Note each line that includes the word "heading". Copy those lines.

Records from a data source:
============================================================
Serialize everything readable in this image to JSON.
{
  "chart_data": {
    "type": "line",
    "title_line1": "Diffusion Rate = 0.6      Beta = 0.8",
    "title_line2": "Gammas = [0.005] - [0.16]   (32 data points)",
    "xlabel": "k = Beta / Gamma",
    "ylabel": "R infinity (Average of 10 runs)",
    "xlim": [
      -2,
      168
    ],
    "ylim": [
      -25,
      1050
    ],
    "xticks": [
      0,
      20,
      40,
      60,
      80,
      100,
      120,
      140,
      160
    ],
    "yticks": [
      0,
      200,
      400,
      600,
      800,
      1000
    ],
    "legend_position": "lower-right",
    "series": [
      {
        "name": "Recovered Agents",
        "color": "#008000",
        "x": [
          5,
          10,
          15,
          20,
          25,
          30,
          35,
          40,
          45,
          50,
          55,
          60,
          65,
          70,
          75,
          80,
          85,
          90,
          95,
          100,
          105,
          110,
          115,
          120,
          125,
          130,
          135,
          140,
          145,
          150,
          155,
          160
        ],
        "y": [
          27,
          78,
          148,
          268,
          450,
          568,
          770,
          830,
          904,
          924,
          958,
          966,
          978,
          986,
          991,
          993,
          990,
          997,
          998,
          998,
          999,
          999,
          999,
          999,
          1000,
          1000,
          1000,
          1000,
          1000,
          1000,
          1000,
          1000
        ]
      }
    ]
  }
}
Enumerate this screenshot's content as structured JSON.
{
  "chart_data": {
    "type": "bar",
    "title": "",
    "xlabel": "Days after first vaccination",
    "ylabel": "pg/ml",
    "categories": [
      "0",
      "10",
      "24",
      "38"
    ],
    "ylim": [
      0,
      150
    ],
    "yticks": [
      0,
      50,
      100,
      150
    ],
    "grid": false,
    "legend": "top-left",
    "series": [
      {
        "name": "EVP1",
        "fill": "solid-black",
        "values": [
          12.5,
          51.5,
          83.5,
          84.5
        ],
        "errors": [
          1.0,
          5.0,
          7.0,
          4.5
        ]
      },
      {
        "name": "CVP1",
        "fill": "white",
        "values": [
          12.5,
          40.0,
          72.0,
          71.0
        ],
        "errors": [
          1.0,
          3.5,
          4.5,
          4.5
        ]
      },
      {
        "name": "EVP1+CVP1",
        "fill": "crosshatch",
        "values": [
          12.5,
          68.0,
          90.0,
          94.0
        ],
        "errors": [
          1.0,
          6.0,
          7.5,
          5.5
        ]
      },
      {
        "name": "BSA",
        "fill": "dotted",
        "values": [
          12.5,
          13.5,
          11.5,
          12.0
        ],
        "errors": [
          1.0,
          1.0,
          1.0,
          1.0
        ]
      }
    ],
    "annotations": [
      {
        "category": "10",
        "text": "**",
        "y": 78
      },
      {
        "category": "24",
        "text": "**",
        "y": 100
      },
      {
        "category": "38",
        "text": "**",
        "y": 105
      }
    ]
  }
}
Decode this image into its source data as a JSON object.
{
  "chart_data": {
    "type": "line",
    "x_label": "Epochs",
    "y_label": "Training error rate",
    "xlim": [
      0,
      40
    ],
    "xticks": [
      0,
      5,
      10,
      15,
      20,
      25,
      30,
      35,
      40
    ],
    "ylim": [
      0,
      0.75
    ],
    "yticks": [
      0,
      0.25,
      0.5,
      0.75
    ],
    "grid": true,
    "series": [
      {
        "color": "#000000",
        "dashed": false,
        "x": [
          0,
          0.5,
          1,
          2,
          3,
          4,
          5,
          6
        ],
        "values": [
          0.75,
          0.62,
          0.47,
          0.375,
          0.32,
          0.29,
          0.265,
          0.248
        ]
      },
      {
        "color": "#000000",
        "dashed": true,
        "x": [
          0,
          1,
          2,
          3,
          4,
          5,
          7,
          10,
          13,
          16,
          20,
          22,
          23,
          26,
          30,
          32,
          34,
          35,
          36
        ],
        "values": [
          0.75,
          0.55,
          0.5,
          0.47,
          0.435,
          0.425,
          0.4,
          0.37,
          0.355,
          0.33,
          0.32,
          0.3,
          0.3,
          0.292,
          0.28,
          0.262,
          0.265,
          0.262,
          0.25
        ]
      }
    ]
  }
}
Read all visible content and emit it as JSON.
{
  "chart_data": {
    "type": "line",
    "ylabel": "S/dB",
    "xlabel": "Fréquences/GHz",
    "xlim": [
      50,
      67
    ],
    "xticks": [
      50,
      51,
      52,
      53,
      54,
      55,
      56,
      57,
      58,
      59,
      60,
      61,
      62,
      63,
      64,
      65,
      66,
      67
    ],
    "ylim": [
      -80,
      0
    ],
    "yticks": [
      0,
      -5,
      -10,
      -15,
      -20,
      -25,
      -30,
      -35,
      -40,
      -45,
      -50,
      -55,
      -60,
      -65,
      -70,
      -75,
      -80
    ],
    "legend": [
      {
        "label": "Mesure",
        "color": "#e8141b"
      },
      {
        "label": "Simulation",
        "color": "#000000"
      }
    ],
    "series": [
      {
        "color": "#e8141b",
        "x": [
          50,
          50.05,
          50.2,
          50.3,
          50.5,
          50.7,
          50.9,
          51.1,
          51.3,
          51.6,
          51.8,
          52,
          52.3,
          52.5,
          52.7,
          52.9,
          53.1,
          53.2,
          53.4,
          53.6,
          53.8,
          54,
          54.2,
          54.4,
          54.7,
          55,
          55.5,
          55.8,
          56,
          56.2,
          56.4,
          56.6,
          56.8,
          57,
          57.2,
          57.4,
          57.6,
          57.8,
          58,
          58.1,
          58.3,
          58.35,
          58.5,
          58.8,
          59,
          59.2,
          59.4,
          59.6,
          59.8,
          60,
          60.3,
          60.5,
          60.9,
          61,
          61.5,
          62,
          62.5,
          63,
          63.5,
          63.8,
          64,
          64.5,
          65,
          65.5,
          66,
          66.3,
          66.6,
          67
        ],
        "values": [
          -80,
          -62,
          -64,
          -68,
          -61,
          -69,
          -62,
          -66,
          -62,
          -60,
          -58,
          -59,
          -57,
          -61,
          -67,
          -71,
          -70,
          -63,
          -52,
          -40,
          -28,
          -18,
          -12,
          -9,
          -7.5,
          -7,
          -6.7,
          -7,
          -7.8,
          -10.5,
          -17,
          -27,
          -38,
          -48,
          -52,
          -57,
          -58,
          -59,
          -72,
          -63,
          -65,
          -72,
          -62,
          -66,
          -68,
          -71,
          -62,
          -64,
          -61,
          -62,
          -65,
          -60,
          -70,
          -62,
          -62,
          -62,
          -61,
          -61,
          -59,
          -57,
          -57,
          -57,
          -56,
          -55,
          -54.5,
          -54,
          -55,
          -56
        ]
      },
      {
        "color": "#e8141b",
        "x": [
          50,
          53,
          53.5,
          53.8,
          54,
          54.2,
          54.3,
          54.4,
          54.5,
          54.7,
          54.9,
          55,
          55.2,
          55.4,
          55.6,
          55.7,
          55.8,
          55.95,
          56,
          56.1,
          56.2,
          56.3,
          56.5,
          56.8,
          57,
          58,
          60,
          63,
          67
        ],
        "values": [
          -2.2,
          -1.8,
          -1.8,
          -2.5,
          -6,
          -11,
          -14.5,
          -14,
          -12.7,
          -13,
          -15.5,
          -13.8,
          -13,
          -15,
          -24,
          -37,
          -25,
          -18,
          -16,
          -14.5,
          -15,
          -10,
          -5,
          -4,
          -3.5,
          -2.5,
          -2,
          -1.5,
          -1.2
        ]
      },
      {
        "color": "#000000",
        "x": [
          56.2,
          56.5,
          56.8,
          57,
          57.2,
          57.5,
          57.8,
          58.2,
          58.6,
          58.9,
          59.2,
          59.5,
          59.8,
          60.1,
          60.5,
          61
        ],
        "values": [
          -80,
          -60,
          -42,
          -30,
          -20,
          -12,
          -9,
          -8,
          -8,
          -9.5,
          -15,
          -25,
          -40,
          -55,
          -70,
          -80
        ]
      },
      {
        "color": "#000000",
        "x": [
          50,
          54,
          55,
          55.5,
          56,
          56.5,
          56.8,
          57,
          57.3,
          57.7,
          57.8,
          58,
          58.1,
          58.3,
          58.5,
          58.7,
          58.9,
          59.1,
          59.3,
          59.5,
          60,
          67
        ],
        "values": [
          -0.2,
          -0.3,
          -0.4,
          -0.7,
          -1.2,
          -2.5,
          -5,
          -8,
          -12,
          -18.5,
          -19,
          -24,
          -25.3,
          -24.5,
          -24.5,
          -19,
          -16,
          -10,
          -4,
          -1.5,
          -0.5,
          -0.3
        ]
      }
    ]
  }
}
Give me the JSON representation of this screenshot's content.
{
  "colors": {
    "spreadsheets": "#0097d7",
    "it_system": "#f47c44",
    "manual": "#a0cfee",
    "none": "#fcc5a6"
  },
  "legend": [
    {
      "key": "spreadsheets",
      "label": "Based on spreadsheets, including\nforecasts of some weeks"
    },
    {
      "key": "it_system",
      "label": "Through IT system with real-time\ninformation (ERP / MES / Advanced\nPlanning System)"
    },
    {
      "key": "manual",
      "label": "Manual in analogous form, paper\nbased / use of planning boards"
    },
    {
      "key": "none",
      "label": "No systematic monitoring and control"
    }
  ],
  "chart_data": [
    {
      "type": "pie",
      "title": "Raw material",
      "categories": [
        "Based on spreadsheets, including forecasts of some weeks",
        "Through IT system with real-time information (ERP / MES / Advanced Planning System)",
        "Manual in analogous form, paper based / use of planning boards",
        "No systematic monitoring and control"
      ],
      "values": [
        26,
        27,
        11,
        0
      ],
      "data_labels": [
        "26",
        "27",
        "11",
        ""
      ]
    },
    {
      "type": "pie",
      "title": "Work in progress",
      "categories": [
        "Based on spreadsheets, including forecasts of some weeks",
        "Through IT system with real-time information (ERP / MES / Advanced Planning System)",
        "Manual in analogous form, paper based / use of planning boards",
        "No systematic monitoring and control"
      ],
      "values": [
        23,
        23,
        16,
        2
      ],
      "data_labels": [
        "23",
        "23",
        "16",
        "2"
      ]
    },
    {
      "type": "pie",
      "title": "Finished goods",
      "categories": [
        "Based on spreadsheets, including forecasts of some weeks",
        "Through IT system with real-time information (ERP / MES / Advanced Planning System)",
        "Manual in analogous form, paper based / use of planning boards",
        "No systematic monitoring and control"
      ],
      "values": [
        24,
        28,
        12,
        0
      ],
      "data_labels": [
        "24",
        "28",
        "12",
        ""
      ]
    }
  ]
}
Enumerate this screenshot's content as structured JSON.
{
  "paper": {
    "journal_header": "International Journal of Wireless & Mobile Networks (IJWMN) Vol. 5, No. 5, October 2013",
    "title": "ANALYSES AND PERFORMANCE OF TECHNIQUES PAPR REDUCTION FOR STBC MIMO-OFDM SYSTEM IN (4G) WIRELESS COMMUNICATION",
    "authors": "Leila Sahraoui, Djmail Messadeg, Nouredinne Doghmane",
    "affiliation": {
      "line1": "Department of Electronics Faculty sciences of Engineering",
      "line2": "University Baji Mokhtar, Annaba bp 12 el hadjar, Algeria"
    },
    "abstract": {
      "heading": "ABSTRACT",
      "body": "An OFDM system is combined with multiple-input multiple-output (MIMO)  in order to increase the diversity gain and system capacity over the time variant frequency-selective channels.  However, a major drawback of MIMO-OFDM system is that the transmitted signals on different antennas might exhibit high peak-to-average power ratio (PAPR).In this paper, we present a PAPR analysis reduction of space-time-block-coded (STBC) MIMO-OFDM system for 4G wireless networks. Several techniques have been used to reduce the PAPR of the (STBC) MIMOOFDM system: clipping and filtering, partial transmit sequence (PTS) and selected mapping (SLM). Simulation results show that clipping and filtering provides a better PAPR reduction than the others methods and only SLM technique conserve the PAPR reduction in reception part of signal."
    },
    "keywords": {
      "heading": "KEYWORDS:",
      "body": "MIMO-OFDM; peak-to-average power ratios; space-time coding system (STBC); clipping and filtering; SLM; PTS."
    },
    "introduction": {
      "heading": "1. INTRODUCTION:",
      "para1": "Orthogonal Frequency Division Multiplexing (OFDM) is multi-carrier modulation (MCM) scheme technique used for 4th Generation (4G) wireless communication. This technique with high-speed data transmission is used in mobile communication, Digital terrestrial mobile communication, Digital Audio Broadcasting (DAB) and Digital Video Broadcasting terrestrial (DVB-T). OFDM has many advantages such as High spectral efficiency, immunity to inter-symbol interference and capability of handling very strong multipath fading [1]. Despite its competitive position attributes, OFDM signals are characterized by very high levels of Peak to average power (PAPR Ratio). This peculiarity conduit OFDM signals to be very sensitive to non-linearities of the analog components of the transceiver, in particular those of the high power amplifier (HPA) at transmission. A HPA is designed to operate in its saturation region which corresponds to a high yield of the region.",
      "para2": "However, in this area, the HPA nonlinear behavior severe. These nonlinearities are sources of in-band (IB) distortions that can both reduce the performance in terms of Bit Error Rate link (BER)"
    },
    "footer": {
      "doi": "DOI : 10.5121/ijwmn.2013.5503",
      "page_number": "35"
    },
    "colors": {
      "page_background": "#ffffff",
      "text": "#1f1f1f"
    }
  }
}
============================================================
**Solution**
      "heading": "ABSTRACT",
      "heading": "KEYWORDS:",
      "heading": "1. INTRODUCTION:",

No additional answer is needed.